## EXERCISE
Edit the lines from the first one through the line containing "effect-tile-stained-glass[interactable]: Stained Glass" by changing "lantern-glass" to "lantern-pane", and give back only those lines with nothing else altered.

Collected data entries:
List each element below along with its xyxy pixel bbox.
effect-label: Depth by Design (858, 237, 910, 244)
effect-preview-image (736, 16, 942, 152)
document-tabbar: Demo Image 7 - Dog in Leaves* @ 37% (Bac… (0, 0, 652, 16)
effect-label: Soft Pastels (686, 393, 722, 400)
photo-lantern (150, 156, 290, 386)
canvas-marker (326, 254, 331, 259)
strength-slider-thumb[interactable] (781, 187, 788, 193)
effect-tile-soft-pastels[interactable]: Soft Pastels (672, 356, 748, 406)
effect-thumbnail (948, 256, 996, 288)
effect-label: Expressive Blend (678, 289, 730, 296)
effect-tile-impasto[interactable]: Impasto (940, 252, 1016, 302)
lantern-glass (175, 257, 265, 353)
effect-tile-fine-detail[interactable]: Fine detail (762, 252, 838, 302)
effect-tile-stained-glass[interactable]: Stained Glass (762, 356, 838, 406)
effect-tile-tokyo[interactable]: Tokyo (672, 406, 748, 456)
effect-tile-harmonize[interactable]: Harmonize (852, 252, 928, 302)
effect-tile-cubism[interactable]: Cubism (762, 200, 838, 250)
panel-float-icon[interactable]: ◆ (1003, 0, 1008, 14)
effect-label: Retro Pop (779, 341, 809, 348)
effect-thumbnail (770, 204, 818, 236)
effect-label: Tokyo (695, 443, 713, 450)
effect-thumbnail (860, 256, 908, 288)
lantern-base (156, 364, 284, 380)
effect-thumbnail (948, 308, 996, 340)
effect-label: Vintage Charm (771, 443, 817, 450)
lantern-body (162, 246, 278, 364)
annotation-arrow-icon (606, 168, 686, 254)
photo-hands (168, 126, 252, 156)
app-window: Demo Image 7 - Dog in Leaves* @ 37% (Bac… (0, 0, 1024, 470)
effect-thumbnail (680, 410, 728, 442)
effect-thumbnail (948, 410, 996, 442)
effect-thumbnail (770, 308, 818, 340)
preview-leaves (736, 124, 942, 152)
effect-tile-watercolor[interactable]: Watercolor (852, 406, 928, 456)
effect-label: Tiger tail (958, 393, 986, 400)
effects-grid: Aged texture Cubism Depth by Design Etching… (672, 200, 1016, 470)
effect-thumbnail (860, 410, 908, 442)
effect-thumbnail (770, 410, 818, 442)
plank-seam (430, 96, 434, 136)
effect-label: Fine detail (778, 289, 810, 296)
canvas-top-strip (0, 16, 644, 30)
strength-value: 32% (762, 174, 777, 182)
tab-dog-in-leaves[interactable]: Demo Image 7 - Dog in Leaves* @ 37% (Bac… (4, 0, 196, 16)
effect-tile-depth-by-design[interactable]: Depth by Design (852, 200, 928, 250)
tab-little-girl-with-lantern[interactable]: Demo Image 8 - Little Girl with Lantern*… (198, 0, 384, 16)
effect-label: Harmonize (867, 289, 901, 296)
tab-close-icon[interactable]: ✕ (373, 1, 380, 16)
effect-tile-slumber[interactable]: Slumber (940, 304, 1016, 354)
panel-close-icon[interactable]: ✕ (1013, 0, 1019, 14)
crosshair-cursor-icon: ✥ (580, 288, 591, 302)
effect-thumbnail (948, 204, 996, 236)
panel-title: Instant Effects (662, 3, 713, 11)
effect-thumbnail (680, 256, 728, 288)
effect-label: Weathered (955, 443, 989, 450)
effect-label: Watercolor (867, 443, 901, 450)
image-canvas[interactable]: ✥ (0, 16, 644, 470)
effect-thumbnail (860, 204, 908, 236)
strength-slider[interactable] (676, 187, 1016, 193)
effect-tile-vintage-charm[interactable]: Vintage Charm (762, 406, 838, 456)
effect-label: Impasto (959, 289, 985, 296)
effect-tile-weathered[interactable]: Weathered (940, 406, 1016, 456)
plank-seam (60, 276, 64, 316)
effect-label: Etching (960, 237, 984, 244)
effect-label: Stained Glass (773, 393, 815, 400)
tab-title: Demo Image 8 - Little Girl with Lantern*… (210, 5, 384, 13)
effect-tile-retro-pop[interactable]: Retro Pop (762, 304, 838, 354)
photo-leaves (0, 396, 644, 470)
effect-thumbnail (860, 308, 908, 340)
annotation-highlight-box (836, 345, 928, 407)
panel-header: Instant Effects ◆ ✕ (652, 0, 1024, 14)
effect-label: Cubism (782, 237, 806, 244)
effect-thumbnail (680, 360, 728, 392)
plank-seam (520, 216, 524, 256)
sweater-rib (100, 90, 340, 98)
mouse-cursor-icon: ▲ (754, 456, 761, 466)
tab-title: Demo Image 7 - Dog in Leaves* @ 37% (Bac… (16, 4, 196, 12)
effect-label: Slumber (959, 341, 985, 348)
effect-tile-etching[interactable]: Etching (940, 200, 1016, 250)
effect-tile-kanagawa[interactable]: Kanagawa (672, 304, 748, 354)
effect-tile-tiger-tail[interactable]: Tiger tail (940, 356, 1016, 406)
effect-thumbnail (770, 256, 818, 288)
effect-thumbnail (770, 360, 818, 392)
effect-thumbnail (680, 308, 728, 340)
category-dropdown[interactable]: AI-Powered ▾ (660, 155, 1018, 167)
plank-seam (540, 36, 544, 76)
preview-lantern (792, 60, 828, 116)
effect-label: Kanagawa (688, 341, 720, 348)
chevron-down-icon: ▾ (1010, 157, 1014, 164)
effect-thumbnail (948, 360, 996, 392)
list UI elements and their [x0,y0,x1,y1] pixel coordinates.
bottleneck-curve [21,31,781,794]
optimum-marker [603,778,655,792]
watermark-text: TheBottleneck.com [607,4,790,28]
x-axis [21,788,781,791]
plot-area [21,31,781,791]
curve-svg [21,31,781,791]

## RESULT FOR THIS TASK
List each element below along with its xyxy pixel bbox.
effect-label: Depth by Design (858, 237, 910, 244)
effect-preview-image (736, 16, 942, 152)
document-tabbar: Demo Image 7 - Dog in Leaves* @ 37% (Bac… (0, 0, 652, 16)
effect-label: Soft Pastels (686, 393, 722, 400)
photo-lantern (150, 156, 290, 386)
canvas-marker (326, 254, 331, 259)
strength-slider-thumb[interactable] (781, 187, 788, 193)
effect-tile-soft-pastels[interactable]: Soft Pastels (672, 356, 748, 406)
effect-thumbnail (948, 256, 996, 288)
effect-label: Expressive Blend (678, 289, 730, 296)
effect-tile-impasto[interactable]: Impasto (940, 252, 1016, 302)
lantern-pane (175, 257, 265, 353)
effect-tile-fine-detail[interactable]: Fine detail (762, 252, 838, 302)
effect-tile-stained-glass[interactable]: Stained Glass (762, 356, 838, 406)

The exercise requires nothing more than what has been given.